■ Given request: Change every "detached house" in the material below to "detached property" and give all of it again with nothing else altered. Leave the pictures out.

■ Records shown:
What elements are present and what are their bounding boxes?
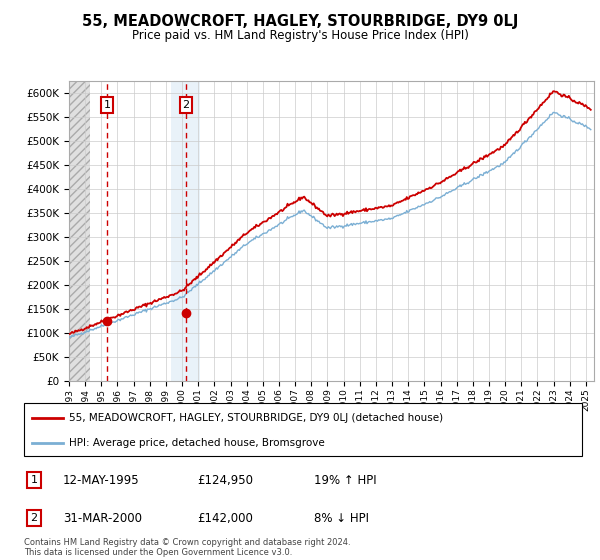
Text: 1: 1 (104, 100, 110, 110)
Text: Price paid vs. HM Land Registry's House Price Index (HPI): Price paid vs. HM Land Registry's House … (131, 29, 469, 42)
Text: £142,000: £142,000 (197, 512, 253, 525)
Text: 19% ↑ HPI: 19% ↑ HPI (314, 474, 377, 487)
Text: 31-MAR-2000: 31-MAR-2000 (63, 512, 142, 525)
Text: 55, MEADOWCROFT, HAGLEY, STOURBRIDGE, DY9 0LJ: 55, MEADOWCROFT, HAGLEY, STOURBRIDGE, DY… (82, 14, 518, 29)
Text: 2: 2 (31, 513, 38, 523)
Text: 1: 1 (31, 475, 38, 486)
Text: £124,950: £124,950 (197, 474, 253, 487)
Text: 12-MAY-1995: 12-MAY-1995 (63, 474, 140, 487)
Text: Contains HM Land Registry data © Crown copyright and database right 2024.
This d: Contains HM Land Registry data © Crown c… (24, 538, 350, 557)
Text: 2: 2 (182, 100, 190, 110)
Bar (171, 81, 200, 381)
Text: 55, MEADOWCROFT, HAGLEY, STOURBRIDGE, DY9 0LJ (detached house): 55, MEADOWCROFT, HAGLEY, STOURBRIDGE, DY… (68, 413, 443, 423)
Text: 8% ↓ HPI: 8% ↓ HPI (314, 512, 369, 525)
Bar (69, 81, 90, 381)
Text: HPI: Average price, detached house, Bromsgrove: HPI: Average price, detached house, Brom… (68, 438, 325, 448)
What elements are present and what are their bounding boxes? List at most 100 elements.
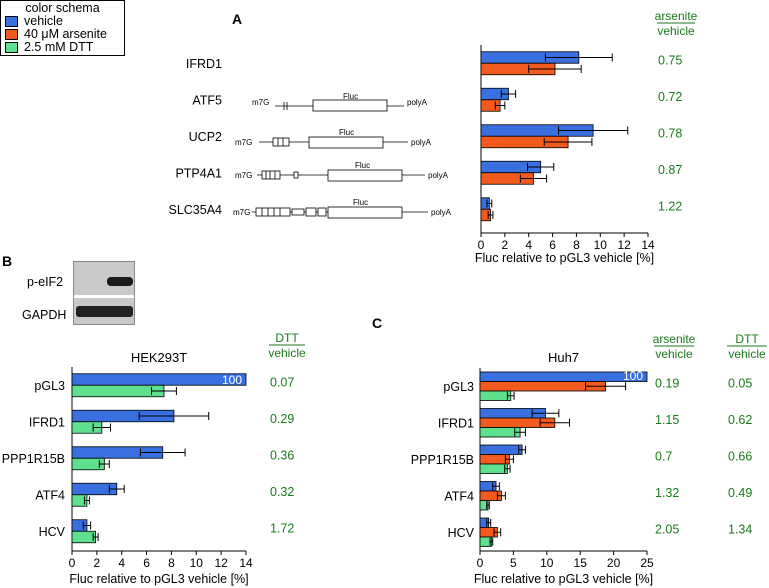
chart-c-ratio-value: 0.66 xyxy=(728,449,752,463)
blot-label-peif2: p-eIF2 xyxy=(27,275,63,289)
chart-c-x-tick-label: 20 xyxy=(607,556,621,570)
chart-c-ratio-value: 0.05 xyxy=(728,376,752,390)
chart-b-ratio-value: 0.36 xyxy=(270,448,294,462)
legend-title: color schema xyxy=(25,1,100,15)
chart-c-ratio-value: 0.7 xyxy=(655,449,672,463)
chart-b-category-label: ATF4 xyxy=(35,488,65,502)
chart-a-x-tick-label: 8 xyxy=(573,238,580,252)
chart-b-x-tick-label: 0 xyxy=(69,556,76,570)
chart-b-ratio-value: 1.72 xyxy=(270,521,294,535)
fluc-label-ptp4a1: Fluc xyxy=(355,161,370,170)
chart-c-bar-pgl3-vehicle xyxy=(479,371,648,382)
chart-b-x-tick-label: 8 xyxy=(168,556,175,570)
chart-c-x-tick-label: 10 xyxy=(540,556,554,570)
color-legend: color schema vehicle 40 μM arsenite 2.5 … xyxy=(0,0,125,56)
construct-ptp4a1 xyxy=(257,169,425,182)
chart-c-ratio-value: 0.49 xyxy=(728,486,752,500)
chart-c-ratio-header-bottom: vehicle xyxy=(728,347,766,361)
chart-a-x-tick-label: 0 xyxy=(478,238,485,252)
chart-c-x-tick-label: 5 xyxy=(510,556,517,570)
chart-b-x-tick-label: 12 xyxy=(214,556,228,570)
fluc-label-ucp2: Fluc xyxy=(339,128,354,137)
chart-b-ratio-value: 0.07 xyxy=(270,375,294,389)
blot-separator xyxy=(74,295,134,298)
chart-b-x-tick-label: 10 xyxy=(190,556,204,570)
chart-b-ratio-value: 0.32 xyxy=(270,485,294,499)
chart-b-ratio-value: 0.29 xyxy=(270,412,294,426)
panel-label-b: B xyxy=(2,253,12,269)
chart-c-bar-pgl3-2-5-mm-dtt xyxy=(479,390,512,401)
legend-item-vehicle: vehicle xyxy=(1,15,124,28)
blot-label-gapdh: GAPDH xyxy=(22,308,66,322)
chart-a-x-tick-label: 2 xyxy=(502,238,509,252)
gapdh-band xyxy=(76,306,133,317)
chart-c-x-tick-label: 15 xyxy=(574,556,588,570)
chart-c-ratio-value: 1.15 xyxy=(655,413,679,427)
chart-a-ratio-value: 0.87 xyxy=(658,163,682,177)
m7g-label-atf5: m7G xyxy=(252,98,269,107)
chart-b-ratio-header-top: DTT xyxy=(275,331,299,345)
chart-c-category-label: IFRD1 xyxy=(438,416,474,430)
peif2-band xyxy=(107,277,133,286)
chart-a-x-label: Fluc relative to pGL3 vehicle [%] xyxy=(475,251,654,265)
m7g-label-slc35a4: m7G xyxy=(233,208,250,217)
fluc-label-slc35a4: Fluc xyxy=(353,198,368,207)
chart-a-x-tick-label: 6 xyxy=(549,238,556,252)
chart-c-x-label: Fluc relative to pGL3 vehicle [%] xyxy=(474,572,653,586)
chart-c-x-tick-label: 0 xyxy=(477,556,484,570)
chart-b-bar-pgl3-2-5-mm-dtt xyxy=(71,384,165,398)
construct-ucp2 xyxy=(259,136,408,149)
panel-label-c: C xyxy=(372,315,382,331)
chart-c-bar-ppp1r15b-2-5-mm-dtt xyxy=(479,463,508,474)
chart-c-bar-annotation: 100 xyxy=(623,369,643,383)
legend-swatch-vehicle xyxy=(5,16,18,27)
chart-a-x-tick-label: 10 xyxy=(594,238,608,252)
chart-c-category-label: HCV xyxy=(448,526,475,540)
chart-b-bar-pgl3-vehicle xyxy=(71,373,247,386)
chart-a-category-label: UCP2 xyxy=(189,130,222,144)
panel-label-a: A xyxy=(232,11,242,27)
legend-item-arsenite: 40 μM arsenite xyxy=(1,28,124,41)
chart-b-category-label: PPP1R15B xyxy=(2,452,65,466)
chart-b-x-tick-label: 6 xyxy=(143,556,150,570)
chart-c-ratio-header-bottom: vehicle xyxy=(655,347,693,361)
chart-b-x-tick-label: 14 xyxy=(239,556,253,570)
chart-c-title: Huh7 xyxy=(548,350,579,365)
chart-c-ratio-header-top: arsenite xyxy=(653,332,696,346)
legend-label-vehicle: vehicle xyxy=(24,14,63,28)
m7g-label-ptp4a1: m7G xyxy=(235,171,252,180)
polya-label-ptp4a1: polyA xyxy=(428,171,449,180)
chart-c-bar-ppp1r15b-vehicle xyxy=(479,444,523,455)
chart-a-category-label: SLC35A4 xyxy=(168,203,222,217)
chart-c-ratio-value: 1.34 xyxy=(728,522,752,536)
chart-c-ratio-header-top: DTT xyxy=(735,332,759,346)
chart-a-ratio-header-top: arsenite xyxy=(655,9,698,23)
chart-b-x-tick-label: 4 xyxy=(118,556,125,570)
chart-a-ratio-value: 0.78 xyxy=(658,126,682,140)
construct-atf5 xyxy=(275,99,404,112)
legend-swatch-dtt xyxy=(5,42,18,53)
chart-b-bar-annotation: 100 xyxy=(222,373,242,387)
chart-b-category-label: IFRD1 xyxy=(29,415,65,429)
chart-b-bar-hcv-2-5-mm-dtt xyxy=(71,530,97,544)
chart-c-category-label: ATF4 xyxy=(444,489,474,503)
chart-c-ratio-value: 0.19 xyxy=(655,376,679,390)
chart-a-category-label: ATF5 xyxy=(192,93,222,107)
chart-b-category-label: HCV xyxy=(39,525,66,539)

■ Expected answer:
What elements are present and what are their bounding boxes?
Text: 1: 1 (104, 100, 110, 110)
Text: Price paid vs. HM Land Registry's House Price Index (HPI): Price paid vs. HM Land Registry's House … (131, 29, 469, 42)
Text: £142,000: £142,000 (197, 512, 253, 525)
Text: 19% ↑ HPI: 19% ↑ HPI (314, 474, 377, 487)
Text: 31-MAR-2000: 31-MAR-2000 (63, 512, 142, 525)
Text: 55, MEADOWCROFT, HAGLEY, STOURBRIDGE, DY9 0LJ: 55, MEADOWCROFT, HAGLEY, STOURBRIDGE, DY… (82, 14, 518, 29)
Text: 2: 2 (31, 513, 38, 523)
Text: 1: 1 (31, 475, 38, 486)
Text: £124,950: £124,950 (197, 474, 253, 487)
Text: 12-MAY-1995: 12-MAY-1995 (63, 474, 140, 487)
Text: Contains HM Land Registry data © Crown copyright and database right 2024.
This d: Contains HM Land Registry data © Crown c… (24, 538, 350, 557)
Text: 2: 2 (182, 100, 190, 110)
Bar (171, 81, 200, 381)
Text: 55, MEADOWCROFT, HAGLEY, STOURBRIDGE, DY9 0LJ (detached property): 55, MEADOWCROFT, HAGLEY, STOURBRIDGE, DY… (68, 413, 443, 423)
Text: 8% ↓ HPI: 8% ↓ HPI (314, 512, 369, 525)
Bar (69, 81, 90, 381)
Text: HPI: Average price, detached property, Bromsgrove: HPI: Average price, detached property, Brom… (68, 438, 325, 448)
What elements are present and what are their bounding boxes? List at most 100 elements.
chart-c-ratio-value: 0.66 xyxy=(728,449,752,463)
blot-label-peif2: p-eIF2 xyxy=(27,275,63,289)
chart-c-x-tick-label: 20 xyxy=(607,556,621,570)
chart-c-ratio-value: 0.05 xyxy=(728,376,752,390)
chart-b-ratio-value: 0.36 xyxy=(270,448,294,462)
legend-title: color schema xyxy=(25,1,100,15)
chart-c-ratio-value: 0.7 xyxy=(655,449,672,463)
chart-b-category-label: ATF4 xyxy=(35,488,65,502)
chart-a-x-tick-label: 8 xyxy=(573,238,580,252)
chart-b-x-tick-label: 0 xyxy=(69,556,76,570)
chart-b-ratio-value: 1.72 xyxy=(270,521,294,535)
fluc-label-ptp4a1: Fluc xyxy=(355,161,370,170)
chart-c-bar-pgl3-vehicle xyxy=(479,371,648,382)
chart-b-x-tick-label: 8 xyxy=(168,556,175,570)
chart-c-x-tick-label: 10 xyxy=(540,556,554,570)
color-legend: color schema vehicle 40 μM arsenite 2.5 … xyxy=(0,0,125,56)
construct-ptp4a1 xyxy=(257,169,425,182)
chart-c-ratio-value: 0.49 xyxy=(728,486,752,500)
chart-c-ratio-header-bottom: vehicle xyxy=(728,347,766,361)
chart-a-x-tick-label: 0 xyxy=(478,238,485,252)
chart-c-x-tick-label: 5 xyxy=(510,556,517,570)
chart-b-x-tick-label: 12 xyxy=(214,556,228,570)
fluc-label-ucp2: Fluc xyxy=(339,128,354,137)
chart-b-ratio-value: 0.07 xyxy=(270,375,294,389)
blot-separator xyxy=(74,295,134,298)
chart-b-x-tick-label: 10 xyxy=(190,556,204,570)
chart-b-ratio-value: 0.32 xyxy=(270,485,294,499)
chart-b-ratio-value: 0.29 xyxy=(270,412,294,426)
panel-label-b: B xyxy=(2,253,12,269)
chart-c-bar-pgl3-2-5-mm-dtt xyxy=(479,390,512,401)
legend-item-vehicle: vehicle xyxy=(1,15,124,28)
blot-label-gapdh: GAPDH xyxy=(22,308,66,322)
chart-a-x-tick-label: 2 xyxy=(502,238,509,252)
gapdh-band xyxy=(76,306,133,317)
chart-c-x-tick-label: 15 xyxy=(574,556,588,570)
chart-c-ratio-value: 1.15 xyxy=(655,413,679,427)
chart-a-ratio-value: 0.87 xyxy=(658,163,682,177)
m7g-label-atf5: m7G xyxy=(252,98,269,107)
chart-b-ratio-header-top: DTT xyxy=(275,331,299,345)
chart-c-category-label: IFRD1 xyxy=(438,416,474,430)
peif2-band xyxy=(107,277,133,286)
chart-a-x-label: Fluc relative to pGL3 vehicle [%] xyxy=(475,251,654,265)
m7g-label-slc35a4: m7G xyxy=(233,208,250,217)
fluc-label-slc35a4: Fluc xyxy=(353,198,368,207)
chart-a-x-tick-label: 6 xyxy=(549,238,556,252)
chart-c-x-label: Fluc relative to pGL3 vehicle [%] xyxy=(474,572,653,586)
chart-c-x-tick-label: 0 xyxy=(477,556,484,570)
chart-b-bar-pgl3-2-5-mm-dtt xyxy=(71,384,165,398)
construct-ucp2 xyxy=(259,136,408,149)
panel-label-c: C xyxy=(372,315,382,331)
chart-c-bar-ppp1r15b-2-5-mm-dtt xyxy=(479,463,508,474)
chart-c-bar-annotation: 100 xyxy=(623,369,643,383)
legend-swatch-vehicle xyxy=(5,16,18,27)
chart-a-x-tick-label: 10 xyxy=(594,238,608,252)
chart-c-category-label: HCV xyxy=(448,526,475,540)
chart-b-bar-pgl3-vehicle xyxy=(71,373,247,386)
chart-a-category-label: UCP2 xyxy=(189,130,222,144)
panel-label-a: A xyxy=(232,11,242,27)
legend-item-arsenite: 40 μM arsenite xyxy=(1,28,124,41)
chart-b-category-label: PPP1R15B xyxy=(2,452,65,466)
chart-b-x-tick-label: 6 xyxy=(143,556,150,570)
chart-c-ratio-header-bottom: vehicle xyxy=(655,347,693,361)
chart-b-x-tick-label: 14 xyxy=(239,556,253,570)
chart-c-title: Huh7 xyxy=(548,350,579,365)
chart-c-ratio-header-top: arsenite xyxy=(653,332,696,346)
legend-label-vehicle: vehicle xyxy=(24,14,63,28)
m7g-label-ptp4a1: m7G xyxy=(235,171,252,180)
polya-label-ptp4a1: polyA xyxy=(428,171,449,180)
chart-c-bar-ppp1r15b-vehicle xyxy=(479,444,523,455)
chart-a-category-label: SLC35A4 xyxy=(168,203,222,217)
chart-c-ratio-value: 1.34 xyxy=(728,522,752,536)
chart-c-ratio-header-top: DTT xyxy=(735,332,759,346)
chart-a-ratio-header-top: arsenite xyxy=(655,9,698,23)
chart-b-x-tick-label: 4 xyxy=(118,556,125,570)
chart-a-ratio-value: 0.78 xyxy=(658,126,682,140)
construct-atf5 xyxy=(275,99,404,112)
legend-swatch-dtt xyxy=(5,42,18,53)
chart-b-bar-annotation: 100 xyxy=(222,373,242,387)
chart-b-category-label: IFRD1 xyxy=(29,415,65,429)
chart-b-bar-hcv-2-5-mm-dtt xyxy=(71,530,97,544)
chart-c-category-label: ATF4 xyxy=(444,489,474,503)
chart-c-ratio-value: 0.19 xyxy=(655,376,679,390)
chart-a-category-label: ATF5 xyxy=(192,93,222,107)
chart-b-category-label: HCV xyxy=(39,525,66,539)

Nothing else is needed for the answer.